Input records
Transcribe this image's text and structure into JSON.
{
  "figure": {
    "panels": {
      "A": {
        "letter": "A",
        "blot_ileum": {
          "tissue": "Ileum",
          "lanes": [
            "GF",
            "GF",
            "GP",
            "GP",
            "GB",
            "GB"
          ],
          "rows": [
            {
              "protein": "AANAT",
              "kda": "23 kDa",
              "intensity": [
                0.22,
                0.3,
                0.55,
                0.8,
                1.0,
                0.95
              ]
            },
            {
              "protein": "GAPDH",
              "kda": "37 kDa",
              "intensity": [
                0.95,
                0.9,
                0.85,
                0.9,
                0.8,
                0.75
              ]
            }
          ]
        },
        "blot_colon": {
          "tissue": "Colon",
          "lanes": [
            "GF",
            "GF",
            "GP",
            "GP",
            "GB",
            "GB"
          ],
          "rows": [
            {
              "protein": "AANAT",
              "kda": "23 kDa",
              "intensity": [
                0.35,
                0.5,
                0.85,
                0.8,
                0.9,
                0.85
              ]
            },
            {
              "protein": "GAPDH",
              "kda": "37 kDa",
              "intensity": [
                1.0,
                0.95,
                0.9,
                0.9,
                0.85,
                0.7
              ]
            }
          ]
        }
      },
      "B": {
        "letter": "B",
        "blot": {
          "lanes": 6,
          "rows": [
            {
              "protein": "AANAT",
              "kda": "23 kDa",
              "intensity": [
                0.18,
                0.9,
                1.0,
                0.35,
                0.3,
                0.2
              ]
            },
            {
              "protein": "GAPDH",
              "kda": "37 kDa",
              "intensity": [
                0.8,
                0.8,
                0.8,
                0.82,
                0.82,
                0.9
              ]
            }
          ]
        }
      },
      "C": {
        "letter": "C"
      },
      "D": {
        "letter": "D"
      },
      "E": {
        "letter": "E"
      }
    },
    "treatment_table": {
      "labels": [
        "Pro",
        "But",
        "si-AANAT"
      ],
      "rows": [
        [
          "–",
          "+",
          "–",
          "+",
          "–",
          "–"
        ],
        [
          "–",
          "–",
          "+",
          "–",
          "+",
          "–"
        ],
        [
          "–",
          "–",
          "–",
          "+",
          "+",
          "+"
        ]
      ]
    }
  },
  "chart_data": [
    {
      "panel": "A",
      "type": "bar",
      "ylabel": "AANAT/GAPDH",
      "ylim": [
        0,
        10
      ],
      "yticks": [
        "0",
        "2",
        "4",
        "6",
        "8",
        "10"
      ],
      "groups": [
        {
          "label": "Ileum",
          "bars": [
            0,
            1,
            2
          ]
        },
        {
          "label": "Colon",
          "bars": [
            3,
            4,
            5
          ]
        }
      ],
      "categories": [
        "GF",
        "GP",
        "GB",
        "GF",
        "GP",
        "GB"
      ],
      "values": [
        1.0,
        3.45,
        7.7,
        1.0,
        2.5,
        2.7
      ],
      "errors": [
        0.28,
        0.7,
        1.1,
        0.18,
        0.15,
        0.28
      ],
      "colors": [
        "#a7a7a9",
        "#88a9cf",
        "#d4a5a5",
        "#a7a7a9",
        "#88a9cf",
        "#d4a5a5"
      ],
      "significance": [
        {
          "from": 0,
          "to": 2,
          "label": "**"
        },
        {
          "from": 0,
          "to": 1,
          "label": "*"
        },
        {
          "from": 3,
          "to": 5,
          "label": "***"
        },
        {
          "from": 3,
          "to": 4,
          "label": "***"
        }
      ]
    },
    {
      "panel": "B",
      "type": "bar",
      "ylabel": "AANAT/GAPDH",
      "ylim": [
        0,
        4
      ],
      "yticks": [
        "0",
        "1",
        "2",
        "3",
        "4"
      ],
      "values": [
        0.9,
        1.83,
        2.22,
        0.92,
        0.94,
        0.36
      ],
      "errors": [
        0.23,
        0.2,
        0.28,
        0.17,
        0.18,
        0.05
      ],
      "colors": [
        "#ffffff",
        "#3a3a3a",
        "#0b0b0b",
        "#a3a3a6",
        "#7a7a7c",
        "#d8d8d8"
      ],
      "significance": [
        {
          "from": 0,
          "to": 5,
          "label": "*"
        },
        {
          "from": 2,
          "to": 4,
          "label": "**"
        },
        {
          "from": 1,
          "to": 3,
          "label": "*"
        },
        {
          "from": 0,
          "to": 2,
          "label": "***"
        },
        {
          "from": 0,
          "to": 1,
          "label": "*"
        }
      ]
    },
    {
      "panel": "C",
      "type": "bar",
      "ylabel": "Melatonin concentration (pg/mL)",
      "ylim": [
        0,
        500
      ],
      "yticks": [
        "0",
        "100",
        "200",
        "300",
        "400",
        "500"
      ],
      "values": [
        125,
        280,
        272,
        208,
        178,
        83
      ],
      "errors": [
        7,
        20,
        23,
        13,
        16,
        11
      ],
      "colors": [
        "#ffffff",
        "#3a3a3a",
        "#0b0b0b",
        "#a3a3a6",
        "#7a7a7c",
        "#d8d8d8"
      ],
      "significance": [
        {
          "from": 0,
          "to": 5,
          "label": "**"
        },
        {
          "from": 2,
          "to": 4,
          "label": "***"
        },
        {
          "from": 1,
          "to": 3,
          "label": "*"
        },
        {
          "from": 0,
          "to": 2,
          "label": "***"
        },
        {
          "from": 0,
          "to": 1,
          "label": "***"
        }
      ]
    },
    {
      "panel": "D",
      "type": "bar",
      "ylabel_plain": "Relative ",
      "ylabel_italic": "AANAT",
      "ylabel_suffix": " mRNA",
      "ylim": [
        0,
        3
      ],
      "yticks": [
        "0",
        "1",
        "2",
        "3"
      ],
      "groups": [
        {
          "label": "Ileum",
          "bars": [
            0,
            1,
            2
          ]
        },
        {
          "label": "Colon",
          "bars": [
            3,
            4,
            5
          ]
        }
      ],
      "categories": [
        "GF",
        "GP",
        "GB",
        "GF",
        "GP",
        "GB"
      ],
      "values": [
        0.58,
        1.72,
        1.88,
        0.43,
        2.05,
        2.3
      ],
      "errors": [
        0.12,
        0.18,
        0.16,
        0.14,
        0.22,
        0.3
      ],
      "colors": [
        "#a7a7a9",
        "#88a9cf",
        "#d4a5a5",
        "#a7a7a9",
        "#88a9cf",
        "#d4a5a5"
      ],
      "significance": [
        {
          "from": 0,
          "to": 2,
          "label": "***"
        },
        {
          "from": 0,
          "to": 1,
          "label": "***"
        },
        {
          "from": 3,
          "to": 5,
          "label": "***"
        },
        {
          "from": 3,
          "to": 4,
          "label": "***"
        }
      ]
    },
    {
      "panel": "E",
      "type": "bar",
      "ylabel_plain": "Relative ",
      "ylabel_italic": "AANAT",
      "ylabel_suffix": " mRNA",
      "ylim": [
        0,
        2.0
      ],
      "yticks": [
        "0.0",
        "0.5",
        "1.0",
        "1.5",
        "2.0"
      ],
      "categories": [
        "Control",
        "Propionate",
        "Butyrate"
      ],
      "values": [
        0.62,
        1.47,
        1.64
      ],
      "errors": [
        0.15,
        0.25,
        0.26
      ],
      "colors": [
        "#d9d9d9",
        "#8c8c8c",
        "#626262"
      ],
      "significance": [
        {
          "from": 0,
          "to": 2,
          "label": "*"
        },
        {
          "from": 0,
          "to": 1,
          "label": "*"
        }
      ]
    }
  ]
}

Try it
Everything in the listing should be written out again exactly.

Answer section
Transcribe this image's text and structure into JSON.
{
  "figure": {
    "panels": {
      "A": {
        "letter": "A",
        "blot_ileum": {
          "tissue": "Ileum",
          "lanes": [
            "GF",
            "GF",
            "GP",
            "GP",
            "GB",
            "GB"
          ],
          "rows": [
            {
              "protein": "AANAT",
              "kda": "23 kDa",
              "intensity": [
                0.22,
                0.3,
                0.55,
                0.8,
                1.0,
                0.95
              ]
            },
            {
              "protein": "GAPDH",
              "kda": "37 kDa",
              "intensity": [
                0.95,
                0.9,
                0.85,
                0.9,
                0.8,
                0.75
              ]
            }
          ]
        },
        "blot_colon": {
          "tissue": "Colon",
          "lanes": [
            "GF",
            "GF",
            "GP",
            "GP",
            "GB",
            "GB"
          ],
          "rows": [
            {
              "protein": "AANAT",
              "kda": "23 kDa",
              "intensity": [
                0.35,
                0.5,
                0.85,
                0.8,
                0.9,
                0.85
              ]
            },
            {
              "protein": "GAPDH",
              "kda": "37 kDa",
              "intensity": [
                1.0,
                0.95,
                0.9,
                0.9,
                0.85,
                0.7
              ]
            }
          ]
        }
      },
      "B": {
        "letter": "B",
        "blot": {
          "lanes": 6,
          "rows": [
            {
              "protein": "AANAT",
              "kda": "23 kDa",
              "intensity": [
                0.18,
                0.9,
                1.0,
                0.35,
                0.3,
                0.2
              ]
            },
            {
              "protein": "GAPDH",
              "kda": "37 kDa",
              "intensity": [
                0.8,
                0.8,
                0.8,
                0.82,
                0.82,
                0.9
              ]
            }
          ]
        }
      },
      "C": {
        "letter": "C"
      },
      "D": {
        "letter": "D"
      },
      "E": {
        "letter": "E"
      }
    },
    "treatment_table": {
      "labels": [
        "Pro",
        "But",
        "si-AANAT"
      ],
      "rows": [
        [
          "–",
          "+",
          "–",
          "+",
          "–",
          "–"
        ],
        [
          "–",
          "–",
          "+",
          "–",
          "+",
          "–"
        ],
        [
          "–",
          "–",
          "–",
          "+",
          "+",
          "+"
        ]
      ]
    }
  },
  "chart_data": [
    {
      "panel": "A",
      "type": "bar",
      "ylabel": "AANAT/GAPDH",
      "ylim": [
        0,
        10
      ],
      "yticks": [
        "0",
        "2",
        "4",
        "6",
        "8",
        "10"
      ],
      "groups": [
        {
          "label": "Ileum",
          "bars": [
            0,
            1,
            2
          ]
        },
        {
          "label": "Colon",
          "bars": [
            3,
            4,
            5
          ]
        }
      ],
      "categories": [
        "GF",
        "GP",
        "GB",
        "GF",
        "GP",
        "GB"
      ],
      "values": [
        1.0,
        3.45,
        7.7,
        1.0,
        2.5,
        2.7
      ],
      "errors": [
        0.28,
        0.7,
        1.1,
        0.18,
        0.15,
        0.28
      ],
      "colors": [
        "#a7a7a9",
        "#88a9cf",
        "#d4a5a5",
        "#a7a7a9",
        "#88a9cf",
        "#d4a5a5"
      ],
      "significance": [
        {
          "from": 0,
          "to": 2,
          "label": "**"
        },
        {
          "from": 0,
          "to": 1,
          "label": "*"
        },
        {
          "from": 3,
          "to": 5,
          "label": "***"
        },
        {
          "from": 3,
          "to": 4,
          "label": "***"
        }
      ]
    },
    {
      "panel": "B",
      "type": "bar",
      "ylabel": "AANAT/GAPDH",
      "ylim": [
        0,
        4
      ],
      "yticks": [
        "0",
        "1",
        "2",
        "3",
        "4"
      ],
      "values": [
        0.9,
        1.83,
        2.22,
        0.92,
        0.94,
        0.36
      ],
      "errors": [
        0.23,
        0.2,
        0.28,
        0.17,
        0.18,
        0.05
      ],
      "colors": [
        "#ffffff",
        "#3a3a3a",
        "#0b0b0b",
        "#a3a3a6",
        "#7a7a7c",
        "#d8d8d8"
      ],
      "significance": [
        {
          "from": 0,
          "to": 5,
          "label": "*"
        },
        {
          "from": 2,
          "to": 4,
          "label": "**"
        },
        {
          "from": 1,
          "to": 3,
          "label": "*"
        },
        {
          "from": 0,
          "to": 2,
          "label": "***"
        },
        {
          "from": 0,
          "to": 1,
          "label": "*"
        }
      ]
    },
    {
      "panel": "C",
      "type": "bar",
      "ylabel": "Melatonin concentration (pg/mL)",
      "ylim": [
        0,
        500
      ],
      "yticks": [
        "0",
        "100",
        "200",
        "300",
        "400",
        "500"
      ],
      "values": [
        125,
        280,
        272,
        208,
        178,
        83
      ],
      "errors": [
        7,
        20,
        23,
        13,
        16,
        11
      ],
      "colors": [
        "#ffffff",
        "#3a3a3a",
        "#0b0b0b",
        "#a3a3a6",
        "#7a7a7c",
        "#d8d8d8"
      ],
      "significance": [
        {
          "from": 0,
          "to": 5,
          "label": "**"
        },
        {
          "from": 2,
          "to": 4,
          "label": "***"
        },
        {
          "from": 1,
          "to": 3,
          "label": "*"
        },
        {
          "from": 0,
          "to": 2,
          "label": "***"
        },
        {
          "from": 0,
          "to": 1,
          "label": "***"
        }
      ]
    },
    {
      "panel": "D",
      "type": "bar",
      "ylabel_plain": "Relative ",
      "ylabel_italic": "AANAT",
      "ylabel_suffix": " mRNA",
      "ylim": [
        0,
        3
      ],
      "yticks": [
        "0",
        "1",
        "2",
        "3"
      ],
      "groups": [
        {
          "label": "Ileum",
          "bars": [
            0,
            1,
            2
          ]
        },
        {
          "label": "Colon",
          "bars": [
            3,
            4,
            5
          ]
        }
      ],
      "categories": [
        "GF",
        "GP",
        "GB",
        "GF",
        "GP",
        "GB"
      ],
      "values": [
        0.58,
        1.72,
        1.88,
        0.43,
        2.05,
        2.3
      ],
      "errors": [
        0.12,
        0.18,
        0.16,
        0.14,
        0.22,
        0.3
      ],
      "colors": [
        "#a7a7a9",
        "#88a9cf",
        "#d4a5a5",
        "#a7a7a9",
        "#88a9cf",
        "#d4a5a5"
      ],
      "significance": [
        {
          "from": 0,
          "to": 2,
          "label": "***"
        },
        {
          "from": 0,
          "to": 1,
          "label": "***"
        },
        {
          "from": 3,
          "to": 5,
          "label": "***"
        },
        {
          "from": 3,
          "to": 4,
          "label": "***"
        }
      ]
    },
    {
      "panel": "E",
      "type": "bar",
      "ylabel_plain": "Relative ",
      "ylabel_italic": "AANAT",
      "ylabel_suffix": " mRNA",
      "ylim": [
        0,
        2.0
      ],
      "yticks": [
        "0.0",
        "0.5",
        "1.0",
        "1.5",
        "2.0"
      ],
      "categories": [
        "Control",
        "Propionate",
        "Butyrate"
      ],
      "values": [
        0.62,
        1.47,
        1.64
      ],
      "errors": [
        0.15,
        0.25,
        0.26
      ],
      "colors": [
        "#d9d9d9",
        "#8c8c8c",
        "#626262"
      ],
      "significance": [
        {
          "from": 0,
          "to": 2,
          "label": "*"
        },
        {
          "from": 0,
          "to": 1,
          "label": "*"
        }
      ]
    }
  ]
}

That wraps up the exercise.